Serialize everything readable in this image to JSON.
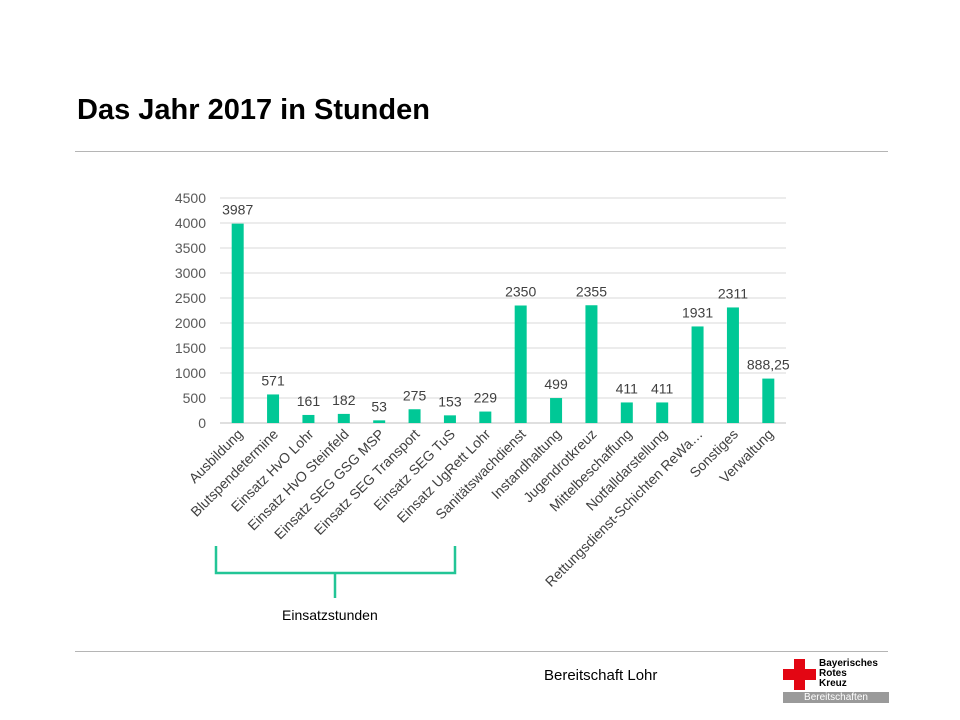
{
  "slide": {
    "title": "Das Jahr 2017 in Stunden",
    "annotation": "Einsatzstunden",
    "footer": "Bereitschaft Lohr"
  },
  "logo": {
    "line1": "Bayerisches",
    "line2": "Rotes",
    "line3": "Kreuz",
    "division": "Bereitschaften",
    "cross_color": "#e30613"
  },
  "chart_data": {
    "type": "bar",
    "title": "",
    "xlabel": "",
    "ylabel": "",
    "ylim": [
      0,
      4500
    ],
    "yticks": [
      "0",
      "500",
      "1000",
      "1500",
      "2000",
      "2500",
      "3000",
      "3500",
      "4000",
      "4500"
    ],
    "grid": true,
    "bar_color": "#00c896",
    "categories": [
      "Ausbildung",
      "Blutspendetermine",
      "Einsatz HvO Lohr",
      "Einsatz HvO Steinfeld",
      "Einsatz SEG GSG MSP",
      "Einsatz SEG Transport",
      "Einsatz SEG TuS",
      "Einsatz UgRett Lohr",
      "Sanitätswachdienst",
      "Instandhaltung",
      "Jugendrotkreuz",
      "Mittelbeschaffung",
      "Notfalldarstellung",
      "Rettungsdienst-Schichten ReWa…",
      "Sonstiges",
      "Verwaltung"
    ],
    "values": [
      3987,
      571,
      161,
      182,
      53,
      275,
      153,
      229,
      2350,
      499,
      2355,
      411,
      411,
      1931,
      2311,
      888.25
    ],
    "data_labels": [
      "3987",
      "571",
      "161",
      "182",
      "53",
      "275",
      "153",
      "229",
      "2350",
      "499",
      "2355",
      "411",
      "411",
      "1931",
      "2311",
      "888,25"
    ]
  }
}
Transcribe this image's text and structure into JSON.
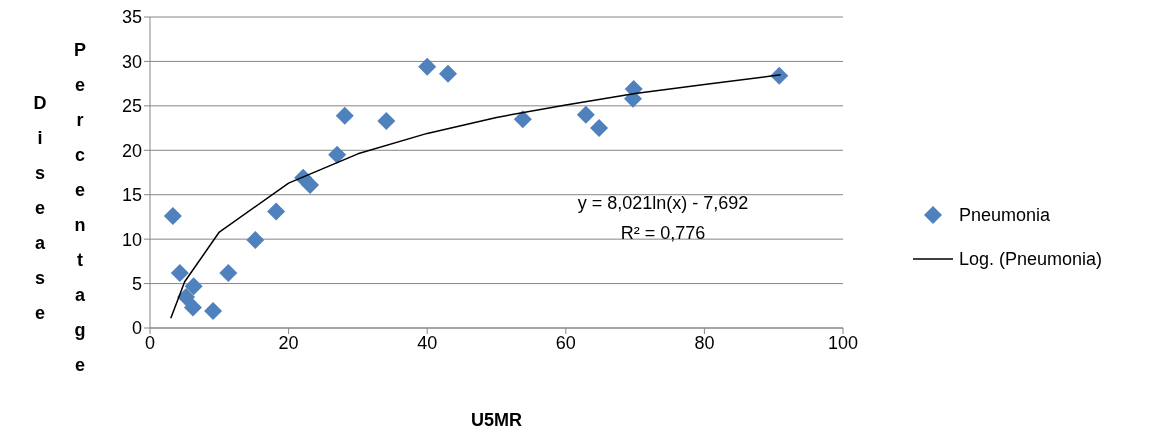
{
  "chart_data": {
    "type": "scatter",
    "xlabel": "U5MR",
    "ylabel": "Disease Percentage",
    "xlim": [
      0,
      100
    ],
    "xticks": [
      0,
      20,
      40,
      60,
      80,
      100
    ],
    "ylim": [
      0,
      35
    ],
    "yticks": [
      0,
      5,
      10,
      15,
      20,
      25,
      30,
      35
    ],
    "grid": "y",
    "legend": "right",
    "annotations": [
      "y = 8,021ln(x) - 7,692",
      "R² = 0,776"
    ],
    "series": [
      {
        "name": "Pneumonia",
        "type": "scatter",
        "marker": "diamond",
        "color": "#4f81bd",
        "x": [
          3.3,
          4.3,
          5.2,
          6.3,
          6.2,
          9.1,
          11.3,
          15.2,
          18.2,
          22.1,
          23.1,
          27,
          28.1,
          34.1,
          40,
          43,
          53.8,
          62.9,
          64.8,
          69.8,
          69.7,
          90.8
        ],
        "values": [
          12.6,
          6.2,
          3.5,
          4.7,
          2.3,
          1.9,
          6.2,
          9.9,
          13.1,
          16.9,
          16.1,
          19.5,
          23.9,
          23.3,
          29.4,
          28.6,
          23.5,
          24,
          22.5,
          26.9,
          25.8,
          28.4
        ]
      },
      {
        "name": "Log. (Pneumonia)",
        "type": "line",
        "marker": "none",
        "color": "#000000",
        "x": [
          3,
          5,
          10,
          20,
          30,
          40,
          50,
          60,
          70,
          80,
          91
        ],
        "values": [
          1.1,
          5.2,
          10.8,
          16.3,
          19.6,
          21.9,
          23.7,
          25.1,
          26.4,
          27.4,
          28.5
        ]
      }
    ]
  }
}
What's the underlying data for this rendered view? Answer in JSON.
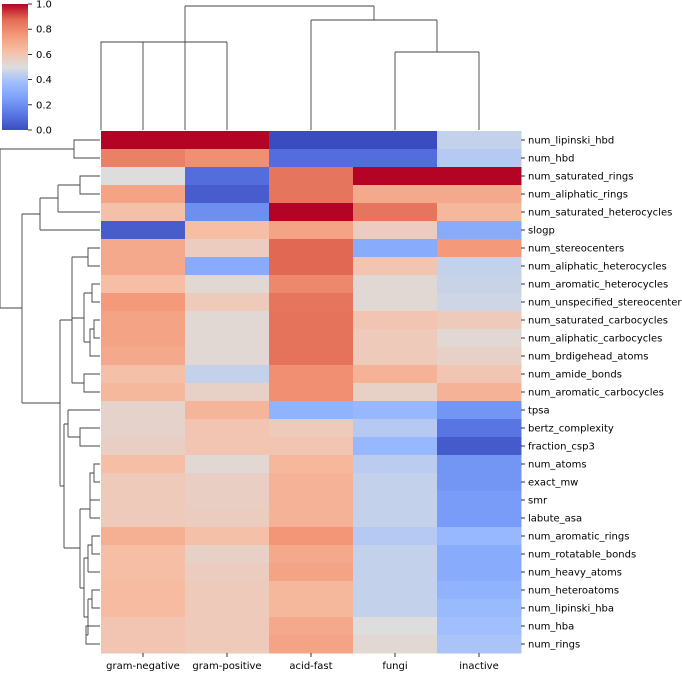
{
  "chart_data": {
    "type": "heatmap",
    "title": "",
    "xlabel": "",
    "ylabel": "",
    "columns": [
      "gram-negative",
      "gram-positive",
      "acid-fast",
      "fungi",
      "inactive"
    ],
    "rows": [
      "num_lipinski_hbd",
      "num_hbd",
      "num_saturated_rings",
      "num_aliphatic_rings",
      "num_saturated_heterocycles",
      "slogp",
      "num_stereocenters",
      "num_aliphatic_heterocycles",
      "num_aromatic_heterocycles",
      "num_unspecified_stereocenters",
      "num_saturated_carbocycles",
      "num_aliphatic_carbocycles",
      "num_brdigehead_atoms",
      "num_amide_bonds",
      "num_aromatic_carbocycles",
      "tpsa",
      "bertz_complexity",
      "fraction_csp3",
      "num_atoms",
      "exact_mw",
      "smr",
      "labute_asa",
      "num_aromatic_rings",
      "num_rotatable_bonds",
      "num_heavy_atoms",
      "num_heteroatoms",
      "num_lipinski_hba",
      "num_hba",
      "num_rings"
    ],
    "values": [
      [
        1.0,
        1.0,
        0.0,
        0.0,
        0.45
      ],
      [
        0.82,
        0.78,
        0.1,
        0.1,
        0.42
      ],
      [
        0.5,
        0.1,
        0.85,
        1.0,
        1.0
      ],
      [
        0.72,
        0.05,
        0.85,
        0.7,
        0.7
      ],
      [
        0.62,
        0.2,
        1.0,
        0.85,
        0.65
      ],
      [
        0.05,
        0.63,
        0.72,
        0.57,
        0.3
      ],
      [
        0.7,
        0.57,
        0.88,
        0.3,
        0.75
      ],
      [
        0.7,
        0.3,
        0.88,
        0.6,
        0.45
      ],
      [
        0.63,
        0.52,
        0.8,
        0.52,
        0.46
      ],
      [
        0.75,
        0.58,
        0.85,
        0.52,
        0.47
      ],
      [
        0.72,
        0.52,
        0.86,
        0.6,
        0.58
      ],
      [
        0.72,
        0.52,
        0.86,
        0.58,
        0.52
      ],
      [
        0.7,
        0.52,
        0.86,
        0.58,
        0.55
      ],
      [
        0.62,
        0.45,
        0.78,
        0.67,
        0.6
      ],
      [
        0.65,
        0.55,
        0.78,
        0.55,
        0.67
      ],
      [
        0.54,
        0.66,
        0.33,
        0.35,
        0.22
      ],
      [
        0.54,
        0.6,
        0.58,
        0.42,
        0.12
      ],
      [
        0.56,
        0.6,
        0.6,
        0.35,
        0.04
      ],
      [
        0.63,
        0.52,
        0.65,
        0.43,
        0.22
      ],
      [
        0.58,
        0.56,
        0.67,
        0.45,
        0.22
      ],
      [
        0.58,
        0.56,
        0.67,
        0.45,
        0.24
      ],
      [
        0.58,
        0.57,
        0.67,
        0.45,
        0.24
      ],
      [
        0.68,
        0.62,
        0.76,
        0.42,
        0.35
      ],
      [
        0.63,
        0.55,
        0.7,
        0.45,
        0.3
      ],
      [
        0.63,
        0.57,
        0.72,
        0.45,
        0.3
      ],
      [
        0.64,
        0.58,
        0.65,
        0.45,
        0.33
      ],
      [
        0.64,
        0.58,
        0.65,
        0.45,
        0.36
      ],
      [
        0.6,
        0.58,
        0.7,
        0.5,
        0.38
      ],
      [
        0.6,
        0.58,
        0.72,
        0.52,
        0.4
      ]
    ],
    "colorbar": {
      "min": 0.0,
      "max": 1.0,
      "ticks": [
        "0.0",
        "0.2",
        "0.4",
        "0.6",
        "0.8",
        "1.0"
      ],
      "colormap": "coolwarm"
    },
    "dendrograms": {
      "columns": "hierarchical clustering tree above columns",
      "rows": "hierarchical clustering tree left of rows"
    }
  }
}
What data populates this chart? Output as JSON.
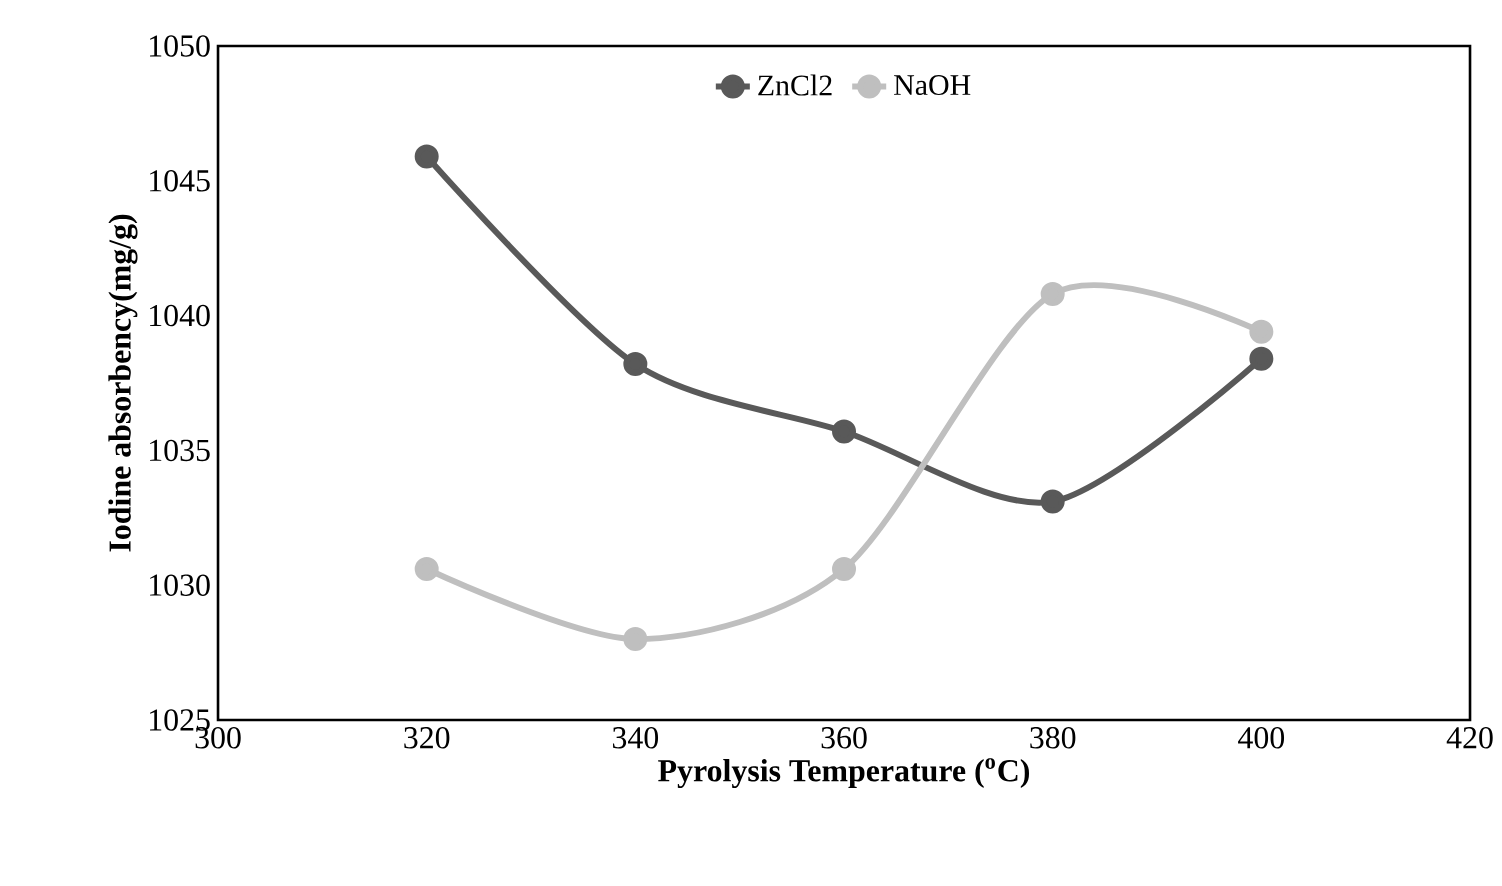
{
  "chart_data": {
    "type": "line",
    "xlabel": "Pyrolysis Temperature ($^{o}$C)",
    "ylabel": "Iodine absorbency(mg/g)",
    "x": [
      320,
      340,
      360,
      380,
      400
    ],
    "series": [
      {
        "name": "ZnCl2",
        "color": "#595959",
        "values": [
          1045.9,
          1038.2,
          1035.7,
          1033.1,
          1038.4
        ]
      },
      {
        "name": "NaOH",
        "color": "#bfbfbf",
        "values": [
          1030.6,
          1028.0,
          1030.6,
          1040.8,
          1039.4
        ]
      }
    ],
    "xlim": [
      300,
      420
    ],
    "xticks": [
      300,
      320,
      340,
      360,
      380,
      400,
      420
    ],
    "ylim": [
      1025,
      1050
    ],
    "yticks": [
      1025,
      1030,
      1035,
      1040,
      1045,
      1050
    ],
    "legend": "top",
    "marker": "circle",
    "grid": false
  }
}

_____

- **Aim of the exercise**:
Write out exactly the lines from the one containing "What data populates" through the last line of the records above, both ends included, and leave out any pictures.

- **Finished answer**:
What data populates this chart? Output as JSON.
{
  "chart_data": {
    "type": "line",
    "xlabel": "Pyrolysis Temperature ($^{o}$C)",
    "ylabel": "Iodine absorbency(mg/g)",
    "x": [
      320,
      340,
      360,
      380,
      400
    ],
    "series": [
      {
        "name": "ZnCl2",
        "color": "#595959",
        "values": [
          1045.9,
          1038.2,
          1035.7,
          1033.1,
          1038.4
        ]
      },
      {
        "name": "NaOH",
        "color": "#bfbfbf",
        "values": [
          1030.6,
          1028.0,
          1030.6,
          1040.8,
          1039.4
        ]
      }
    ],
    "xlim": [
      300,
      420
    ],
    "xticks": [
      300,
      320,
      340,
      360,
      380,
      400,
      420
    ],
    "ylim": [
      1025,
      1050
    ],
    "yticks": [
      1025,
      1030,
      1035,
      1040,
      1045,
      1050
    ],
    "legend": "top",
    "marker": "circle",
    "grid": false
  }
}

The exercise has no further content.